- [Goal]: Pick out each line of the records in which the word "this" appears.

- [Records provided]:

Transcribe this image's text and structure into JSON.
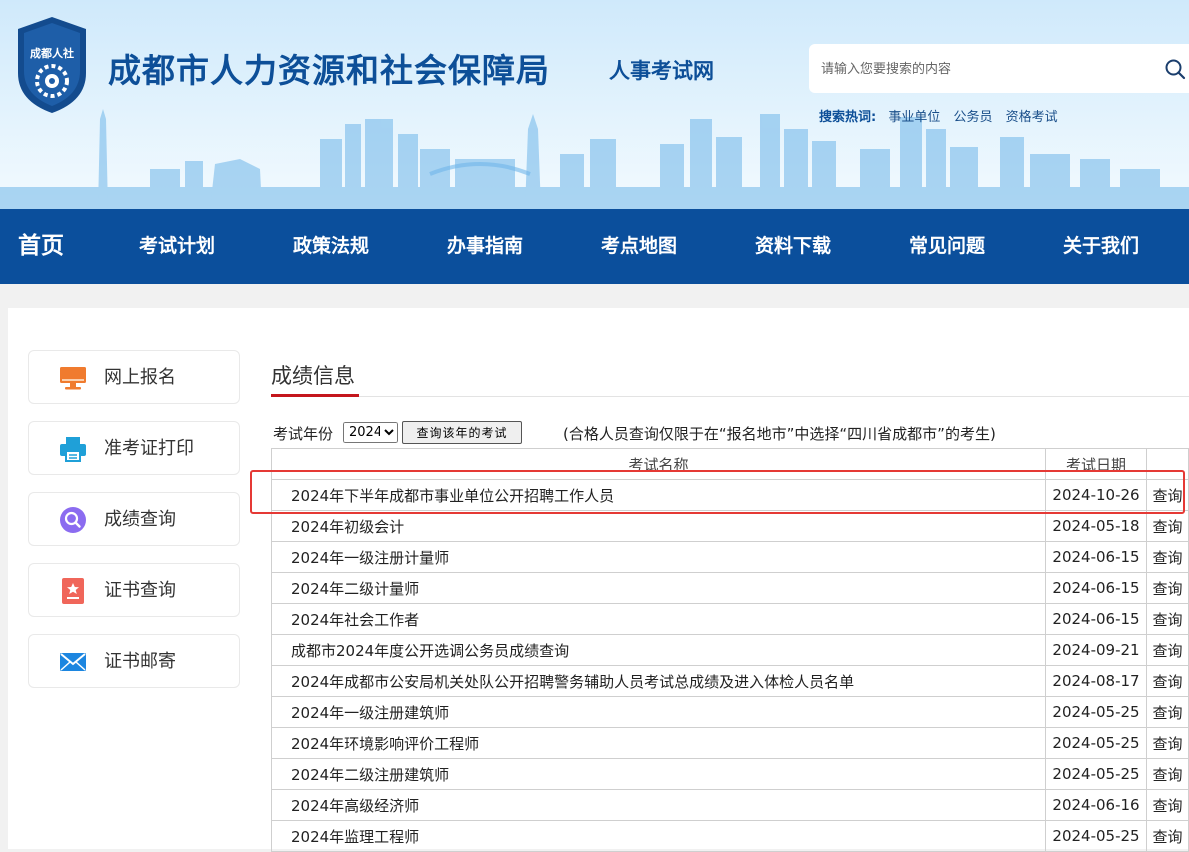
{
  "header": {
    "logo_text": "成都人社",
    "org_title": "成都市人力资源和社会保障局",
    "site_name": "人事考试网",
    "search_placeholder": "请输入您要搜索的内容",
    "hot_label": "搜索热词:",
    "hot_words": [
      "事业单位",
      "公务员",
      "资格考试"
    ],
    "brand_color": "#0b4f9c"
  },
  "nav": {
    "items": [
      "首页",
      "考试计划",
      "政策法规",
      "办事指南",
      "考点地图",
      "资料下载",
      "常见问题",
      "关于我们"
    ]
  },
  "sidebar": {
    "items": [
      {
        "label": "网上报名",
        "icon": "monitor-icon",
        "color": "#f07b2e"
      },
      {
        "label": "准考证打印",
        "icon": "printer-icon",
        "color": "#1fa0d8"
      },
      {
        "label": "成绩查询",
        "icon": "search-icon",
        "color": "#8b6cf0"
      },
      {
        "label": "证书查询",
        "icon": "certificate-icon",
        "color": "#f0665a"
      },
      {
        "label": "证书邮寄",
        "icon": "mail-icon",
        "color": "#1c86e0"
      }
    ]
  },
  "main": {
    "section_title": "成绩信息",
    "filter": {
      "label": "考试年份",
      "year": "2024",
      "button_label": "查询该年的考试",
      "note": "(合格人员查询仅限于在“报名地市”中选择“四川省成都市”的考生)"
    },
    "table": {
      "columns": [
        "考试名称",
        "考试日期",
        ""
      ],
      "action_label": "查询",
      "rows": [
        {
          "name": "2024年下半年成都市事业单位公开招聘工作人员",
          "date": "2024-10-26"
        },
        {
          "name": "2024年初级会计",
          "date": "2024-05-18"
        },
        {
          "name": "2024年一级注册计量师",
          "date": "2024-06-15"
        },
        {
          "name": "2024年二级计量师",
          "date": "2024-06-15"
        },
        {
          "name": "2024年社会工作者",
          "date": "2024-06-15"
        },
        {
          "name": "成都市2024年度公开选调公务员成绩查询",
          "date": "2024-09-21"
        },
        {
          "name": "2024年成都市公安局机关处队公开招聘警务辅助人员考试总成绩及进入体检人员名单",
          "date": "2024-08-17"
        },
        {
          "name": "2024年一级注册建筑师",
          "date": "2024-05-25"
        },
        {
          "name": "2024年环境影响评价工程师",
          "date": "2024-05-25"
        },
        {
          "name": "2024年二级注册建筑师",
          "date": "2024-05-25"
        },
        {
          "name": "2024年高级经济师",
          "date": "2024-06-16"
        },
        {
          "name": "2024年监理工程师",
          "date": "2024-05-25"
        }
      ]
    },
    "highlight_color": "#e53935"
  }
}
==
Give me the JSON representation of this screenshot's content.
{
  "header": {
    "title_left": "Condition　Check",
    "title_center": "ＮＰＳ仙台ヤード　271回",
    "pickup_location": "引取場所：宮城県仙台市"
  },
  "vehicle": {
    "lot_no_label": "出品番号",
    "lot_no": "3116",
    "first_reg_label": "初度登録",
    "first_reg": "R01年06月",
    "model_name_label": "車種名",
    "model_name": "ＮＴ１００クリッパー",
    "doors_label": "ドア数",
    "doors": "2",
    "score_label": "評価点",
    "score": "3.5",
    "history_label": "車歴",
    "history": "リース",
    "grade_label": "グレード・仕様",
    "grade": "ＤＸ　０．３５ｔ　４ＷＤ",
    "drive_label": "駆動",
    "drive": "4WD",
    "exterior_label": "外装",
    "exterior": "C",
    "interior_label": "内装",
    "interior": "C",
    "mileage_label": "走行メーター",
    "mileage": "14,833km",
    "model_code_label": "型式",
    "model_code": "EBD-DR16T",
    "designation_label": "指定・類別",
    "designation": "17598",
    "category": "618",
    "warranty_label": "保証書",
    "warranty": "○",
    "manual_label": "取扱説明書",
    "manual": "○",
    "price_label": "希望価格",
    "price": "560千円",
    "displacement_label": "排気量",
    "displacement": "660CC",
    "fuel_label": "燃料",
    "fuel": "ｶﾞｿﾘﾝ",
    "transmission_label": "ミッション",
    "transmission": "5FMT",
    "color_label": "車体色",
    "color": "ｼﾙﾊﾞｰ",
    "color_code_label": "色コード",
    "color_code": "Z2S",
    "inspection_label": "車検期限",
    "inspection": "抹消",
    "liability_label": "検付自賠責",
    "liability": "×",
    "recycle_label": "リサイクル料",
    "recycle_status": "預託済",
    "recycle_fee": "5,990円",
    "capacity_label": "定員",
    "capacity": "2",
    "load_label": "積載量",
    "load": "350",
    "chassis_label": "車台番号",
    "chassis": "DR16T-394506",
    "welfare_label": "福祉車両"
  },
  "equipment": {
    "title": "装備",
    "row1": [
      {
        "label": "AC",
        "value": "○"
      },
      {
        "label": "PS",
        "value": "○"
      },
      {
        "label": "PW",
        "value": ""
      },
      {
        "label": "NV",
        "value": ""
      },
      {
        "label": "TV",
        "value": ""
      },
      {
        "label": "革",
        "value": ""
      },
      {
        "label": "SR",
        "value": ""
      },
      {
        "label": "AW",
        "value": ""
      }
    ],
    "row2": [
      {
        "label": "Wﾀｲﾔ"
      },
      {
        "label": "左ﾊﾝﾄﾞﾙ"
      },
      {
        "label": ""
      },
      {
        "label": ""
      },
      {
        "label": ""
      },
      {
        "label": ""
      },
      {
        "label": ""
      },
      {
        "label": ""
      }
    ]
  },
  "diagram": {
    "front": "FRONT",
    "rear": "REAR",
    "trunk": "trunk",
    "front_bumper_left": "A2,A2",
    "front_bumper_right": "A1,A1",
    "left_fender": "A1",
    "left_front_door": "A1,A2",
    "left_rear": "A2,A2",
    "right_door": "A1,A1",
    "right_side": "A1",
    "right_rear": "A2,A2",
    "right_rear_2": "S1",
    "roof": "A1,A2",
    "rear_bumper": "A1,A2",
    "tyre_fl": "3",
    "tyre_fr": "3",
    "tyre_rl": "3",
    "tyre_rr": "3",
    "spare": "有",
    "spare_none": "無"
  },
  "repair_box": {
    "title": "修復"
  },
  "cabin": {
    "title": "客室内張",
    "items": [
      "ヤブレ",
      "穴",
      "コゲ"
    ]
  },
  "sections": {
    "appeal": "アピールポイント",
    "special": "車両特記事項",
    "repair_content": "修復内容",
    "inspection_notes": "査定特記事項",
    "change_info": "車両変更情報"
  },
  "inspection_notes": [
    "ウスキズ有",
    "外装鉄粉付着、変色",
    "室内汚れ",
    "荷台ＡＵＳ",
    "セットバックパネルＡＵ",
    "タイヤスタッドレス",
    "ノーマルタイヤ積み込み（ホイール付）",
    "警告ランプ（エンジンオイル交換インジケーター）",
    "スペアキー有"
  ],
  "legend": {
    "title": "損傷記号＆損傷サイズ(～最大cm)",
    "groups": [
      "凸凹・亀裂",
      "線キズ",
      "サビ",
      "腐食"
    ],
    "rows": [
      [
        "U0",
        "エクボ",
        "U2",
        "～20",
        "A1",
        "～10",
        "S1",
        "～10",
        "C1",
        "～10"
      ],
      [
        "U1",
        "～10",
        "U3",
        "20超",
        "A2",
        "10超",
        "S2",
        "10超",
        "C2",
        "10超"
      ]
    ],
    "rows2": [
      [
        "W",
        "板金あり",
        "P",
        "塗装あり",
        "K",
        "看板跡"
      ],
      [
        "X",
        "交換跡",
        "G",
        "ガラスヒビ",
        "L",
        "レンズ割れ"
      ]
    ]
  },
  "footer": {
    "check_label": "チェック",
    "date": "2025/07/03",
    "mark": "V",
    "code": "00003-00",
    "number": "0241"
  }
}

- [Exercise result]:
Transcribe this image's text and structure into JSON.
Give me the JSON representation of this screenshot's content.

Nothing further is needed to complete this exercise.